**TASK INSTRUCTIONS:** Using the material below, copy every line where "printing" appears.
--- begin DATA EXTRACT ---
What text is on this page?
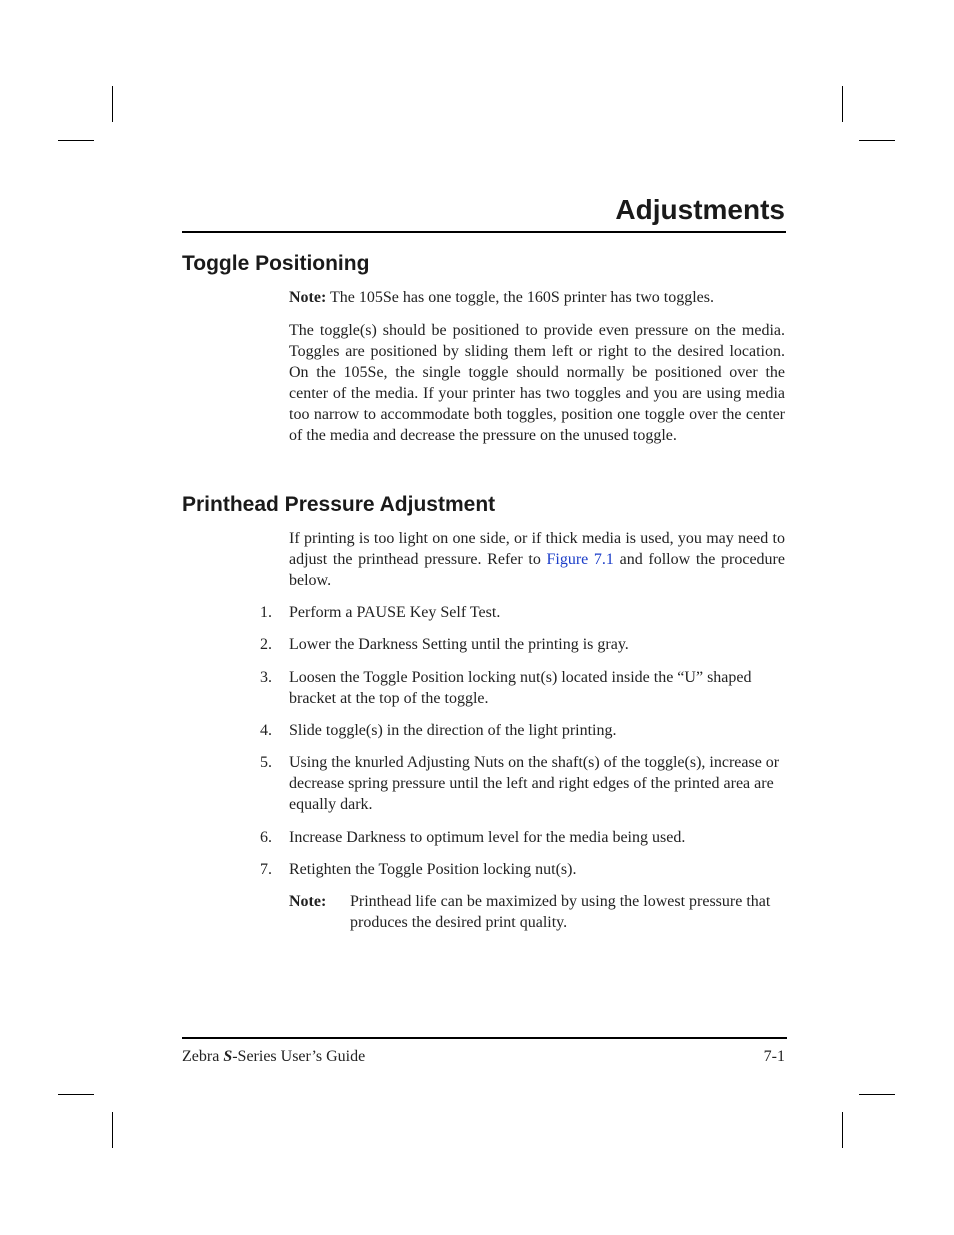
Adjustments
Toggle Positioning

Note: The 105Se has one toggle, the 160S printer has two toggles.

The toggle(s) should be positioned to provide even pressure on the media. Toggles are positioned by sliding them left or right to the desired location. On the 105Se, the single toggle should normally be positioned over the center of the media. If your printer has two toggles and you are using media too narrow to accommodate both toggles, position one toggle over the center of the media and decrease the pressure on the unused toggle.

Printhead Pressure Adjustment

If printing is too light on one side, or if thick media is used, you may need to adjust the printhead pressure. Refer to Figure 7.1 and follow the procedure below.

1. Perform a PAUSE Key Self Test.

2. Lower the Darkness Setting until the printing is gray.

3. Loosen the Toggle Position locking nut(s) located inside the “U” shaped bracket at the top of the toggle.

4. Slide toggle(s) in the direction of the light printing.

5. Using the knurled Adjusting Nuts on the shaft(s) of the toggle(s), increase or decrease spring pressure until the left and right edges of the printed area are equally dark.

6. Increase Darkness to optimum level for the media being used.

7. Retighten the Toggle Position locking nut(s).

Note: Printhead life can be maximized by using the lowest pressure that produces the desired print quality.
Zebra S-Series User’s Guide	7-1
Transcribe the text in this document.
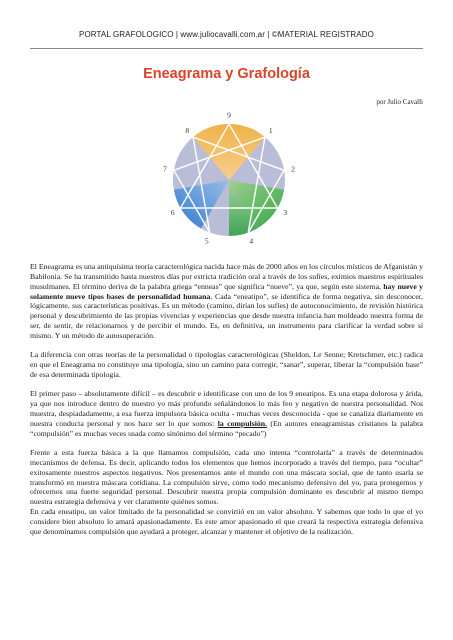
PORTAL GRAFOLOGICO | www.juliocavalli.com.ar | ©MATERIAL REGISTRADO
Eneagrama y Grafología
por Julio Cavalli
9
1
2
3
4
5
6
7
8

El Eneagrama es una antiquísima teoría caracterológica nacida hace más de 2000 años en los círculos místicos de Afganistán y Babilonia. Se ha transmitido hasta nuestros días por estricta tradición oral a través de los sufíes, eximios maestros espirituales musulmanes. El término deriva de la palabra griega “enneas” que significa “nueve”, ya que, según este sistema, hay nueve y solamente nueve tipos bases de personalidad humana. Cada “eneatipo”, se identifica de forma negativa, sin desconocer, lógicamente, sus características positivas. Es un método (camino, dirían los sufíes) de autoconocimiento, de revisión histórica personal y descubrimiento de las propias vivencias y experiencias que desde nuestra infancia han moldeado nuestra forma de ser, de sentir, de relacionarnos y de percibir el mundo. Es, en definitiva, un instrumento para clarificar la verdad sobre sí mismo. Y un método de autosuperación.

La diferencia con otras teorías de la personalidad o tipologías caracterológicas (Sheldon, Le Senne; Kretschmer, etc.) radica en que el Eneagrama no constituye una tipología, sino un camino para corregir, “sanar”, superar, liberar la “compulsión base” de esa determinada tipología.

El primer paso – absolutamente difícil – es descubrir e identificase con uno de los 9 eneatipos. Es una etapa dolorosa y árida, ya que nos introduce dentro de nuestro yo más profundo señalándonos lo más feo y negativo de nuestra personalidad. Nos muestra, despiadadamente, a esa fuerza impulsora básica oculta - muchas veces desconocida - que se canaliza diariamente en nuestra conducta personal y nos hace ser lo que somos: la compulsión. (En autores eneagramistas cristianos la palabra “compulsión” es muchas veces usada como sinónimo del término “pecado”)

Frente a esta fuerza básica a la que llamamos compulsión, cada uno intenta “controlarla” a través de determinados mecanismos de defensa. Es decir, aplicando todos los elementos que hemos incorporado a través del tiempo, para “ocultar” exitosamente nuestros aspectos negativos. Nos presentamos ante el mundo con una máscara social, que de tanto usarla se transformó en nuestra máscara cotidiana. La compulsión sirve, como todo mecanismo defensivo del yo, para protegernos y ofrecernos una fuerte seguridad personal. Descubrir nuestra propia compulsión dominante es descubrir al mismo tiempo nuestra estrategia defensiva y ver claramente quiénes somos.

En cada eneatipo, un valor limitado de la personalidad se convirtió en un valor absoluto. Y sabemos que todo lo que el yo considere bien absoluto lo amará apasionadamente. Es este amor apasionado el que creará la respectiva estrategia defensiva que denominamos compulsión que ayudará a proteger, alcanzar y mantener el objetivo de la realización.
--- end DATA EXTRACT ---
--- begin DATA EXTRACT ---
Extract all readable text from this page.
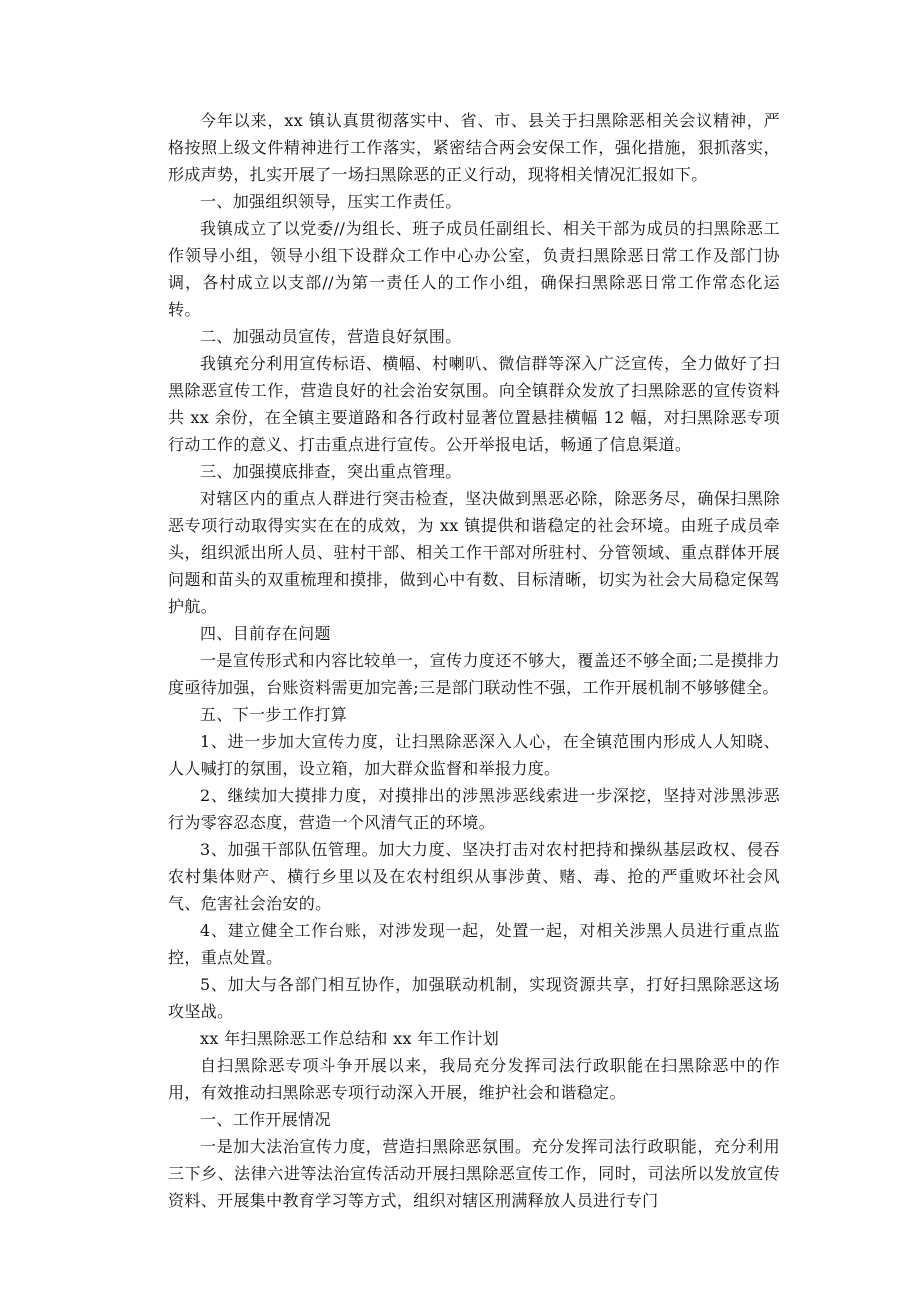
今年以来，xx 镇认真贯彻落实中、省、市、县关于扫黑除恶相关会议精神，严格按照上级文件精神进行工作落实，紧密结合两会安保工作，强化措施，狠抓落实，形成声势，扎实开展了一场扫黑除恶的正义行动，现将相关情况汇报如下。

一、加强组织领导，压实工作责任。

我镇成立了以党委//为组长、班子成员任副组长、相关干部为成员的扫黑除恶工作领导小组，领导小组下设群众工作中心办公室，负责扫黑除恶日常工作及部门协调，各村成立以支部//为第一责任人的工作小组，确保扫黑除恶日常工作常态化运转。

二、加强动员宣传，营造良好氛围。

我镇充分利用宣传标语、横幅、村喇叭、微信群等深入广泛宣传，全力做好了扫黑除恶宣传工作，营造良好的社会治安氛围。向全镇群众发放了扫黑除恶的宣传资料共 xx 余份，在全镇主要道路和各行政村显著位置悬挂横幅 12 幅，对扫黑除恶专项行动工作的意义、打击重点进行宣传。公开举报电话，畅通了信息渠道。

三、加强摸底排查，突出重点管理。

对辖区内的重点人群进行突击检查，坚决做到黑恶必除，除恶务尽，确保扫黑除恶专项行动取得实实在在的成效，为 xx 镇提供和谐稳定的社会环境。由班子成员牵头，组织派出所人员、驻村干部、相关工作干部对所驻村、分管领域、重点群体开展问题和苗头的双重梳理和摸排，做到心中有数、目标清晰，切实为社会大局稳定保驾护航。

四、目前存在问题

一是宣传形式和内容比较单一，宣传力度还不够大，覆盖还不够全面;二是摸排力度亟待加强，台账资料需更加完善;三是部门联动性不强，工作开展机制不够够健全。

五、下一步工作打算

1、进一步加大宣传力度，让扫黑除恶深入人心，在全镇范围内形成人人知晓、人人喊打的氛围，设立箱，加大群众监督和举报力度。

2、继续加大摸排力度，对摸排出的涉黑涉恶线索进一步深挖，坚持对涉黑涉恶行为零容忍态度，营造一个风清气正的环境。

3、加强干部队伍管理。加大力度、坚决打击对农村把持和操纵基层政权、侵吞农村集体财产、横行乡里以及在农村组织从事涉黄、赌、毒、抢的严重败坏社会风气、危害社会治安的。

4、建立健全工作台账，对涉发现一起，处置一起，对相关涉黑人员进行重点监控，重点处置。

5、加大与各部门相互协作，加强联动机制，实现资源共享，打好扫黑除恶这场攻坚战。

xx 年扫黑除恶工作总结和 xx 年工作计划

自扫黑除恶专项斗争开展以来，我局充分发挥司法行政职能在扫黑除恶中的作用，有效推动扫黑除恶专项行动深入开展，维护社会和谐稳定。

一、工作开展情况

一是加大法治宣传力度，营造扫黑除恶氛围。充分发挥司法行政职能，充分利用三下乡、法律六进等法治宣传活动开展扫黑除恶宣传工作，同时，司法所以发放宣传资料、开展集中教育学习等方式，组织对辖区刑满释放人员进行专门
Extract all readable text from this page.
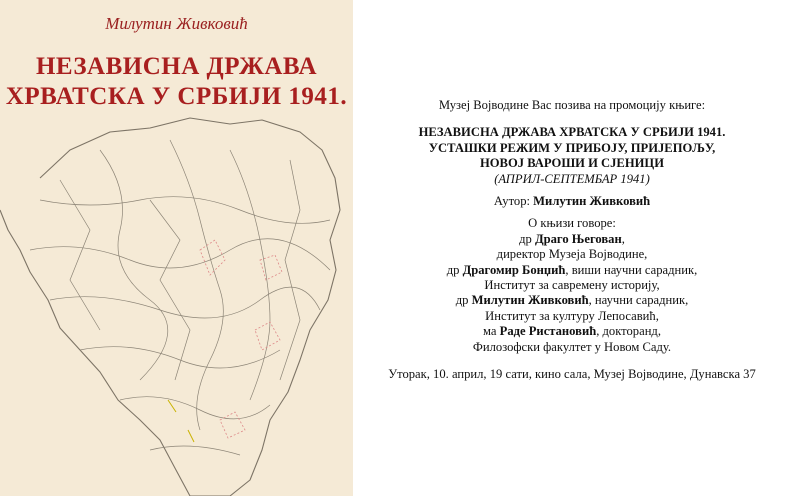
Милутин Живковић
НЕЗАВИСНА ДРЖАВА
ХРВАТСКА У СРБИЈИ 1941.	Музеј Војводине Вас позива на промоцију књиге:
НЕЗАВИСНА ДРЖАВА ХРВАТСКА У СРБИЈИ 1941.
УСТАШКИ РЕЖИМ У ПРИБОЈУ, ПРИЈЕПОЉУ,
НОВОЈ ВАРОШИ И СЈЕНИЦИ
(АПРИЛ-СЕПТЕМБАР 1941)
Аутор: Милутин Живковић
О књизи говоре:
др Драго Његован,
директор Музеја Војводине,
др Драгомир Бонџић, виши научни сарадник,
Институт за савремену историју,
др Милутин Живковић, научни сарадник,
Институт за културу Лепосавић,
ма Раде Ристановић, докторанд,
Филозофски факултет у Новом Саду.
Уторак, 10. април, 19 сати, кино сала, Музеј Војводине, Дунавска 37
--- end DATA EXTRACT ---
--- begin DATA EXTRACT ---
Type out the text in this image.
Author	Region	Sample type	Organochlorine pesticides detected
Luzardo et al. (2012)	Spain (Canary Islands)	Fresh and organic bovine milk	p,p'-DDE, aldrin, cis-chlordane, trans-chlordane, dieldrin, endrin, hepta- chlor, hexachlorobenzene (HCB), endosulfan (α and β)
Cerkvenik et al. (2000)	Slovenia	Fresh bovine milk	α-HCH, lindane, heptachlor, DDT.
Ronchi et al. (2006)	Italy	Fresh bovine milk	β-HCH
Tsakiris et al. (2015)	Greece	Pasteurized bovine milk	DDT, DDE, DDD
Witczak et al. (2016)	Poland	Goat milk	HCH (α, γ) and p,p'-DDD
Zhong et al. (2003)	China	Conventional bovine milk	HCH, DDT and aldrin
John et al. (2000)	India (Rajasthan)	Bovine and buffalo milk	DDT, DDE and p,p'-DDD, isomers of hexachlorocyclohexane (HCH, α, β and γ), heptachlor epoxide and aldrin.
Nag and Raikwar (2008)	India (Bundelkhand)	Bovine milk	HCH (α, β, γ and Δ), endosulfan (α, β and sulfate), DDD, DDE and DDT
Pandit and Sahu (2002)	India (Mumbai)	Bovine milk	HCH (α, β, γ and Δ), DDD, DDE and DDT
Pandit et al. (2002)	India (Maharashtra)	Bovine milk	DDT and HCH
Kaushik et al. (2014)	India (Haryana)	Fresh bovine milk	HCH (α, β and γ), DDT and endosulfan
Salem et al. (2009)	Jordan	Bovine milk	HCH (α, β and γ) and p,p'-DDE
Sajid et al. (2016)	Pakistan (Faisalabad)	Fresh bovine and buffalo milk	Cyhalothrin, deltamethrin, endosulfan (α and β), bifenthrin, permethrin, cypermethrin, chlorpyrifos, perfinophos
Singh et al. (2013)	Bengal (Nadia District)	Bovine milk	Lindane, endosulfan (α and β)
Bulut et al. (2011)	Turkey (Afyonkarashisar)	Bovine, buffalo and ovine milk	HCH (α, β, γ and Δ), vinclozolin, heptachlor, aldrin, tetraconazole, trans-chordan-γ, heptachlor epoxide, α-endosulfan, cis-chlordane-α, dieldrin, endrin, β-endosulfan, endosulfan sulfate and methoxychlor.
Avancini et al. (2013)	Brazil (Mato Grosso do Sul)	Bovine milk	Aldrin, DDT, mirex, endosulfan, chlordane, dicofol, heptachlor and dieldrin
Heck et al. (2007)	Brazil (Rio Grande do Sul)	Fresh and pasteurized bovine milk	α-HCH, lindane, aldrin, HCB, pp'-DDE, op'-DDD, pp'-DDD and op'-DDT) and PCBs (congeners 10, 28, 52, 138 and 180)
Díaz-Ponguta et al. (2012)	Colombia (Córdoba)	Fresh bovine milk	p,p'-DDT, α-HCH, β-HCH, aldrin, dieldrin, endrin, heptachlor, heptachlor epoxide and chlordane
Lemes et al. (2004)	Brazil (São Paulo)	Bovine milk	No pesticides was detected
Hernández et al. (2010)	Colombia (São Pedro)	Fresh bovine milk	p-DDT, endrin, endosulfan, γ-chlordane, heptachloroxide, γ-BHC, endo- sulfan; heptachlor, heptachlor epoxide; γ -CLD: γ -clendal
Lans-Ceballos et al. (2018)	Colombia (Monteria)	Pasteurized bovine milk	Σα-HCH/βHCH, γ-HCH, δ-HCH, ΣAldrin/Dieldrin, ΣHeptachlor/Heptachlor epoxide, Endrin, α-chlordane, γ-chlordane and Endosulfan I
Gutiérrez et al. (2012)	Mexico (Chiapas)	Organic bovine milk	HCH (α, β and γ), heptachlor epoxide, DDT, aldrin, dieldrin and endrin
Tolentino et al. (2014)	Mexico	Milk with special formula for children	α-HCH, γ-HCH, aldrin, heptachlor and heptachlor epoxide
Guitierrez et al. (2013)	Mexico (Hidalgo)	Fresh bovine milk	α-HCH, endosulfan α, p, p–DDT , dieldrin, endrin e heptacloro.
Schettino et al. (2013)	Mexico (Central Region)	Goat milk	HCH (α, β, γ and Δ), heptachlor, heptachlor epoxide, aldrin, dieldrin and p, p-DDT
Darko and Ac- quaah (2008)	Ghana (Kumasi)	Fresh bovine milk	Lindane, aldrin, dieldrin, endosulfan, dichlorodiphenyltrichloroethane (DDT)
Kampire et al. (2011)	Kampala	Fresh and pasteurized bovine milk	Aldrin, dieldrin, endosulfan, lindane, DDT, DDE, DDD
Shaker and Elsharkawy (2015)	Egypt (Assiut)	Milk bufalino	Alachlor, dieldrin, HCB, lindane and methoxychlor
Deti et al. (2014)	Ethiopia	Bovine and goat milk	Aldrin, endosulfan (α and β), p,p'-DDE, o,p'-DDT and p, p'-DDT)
--- end DATA EXTRACT ---
**THE ANSWER:**
If printing is too light on one side, or if thick media is used, you may need to adjust the printhead pressure. Refer to Figure 7.1 and follow the procedure below.
2. Lower the Darkness Setting until the printing is gray.
4. Slide toggle(s) in the direction of the light printing.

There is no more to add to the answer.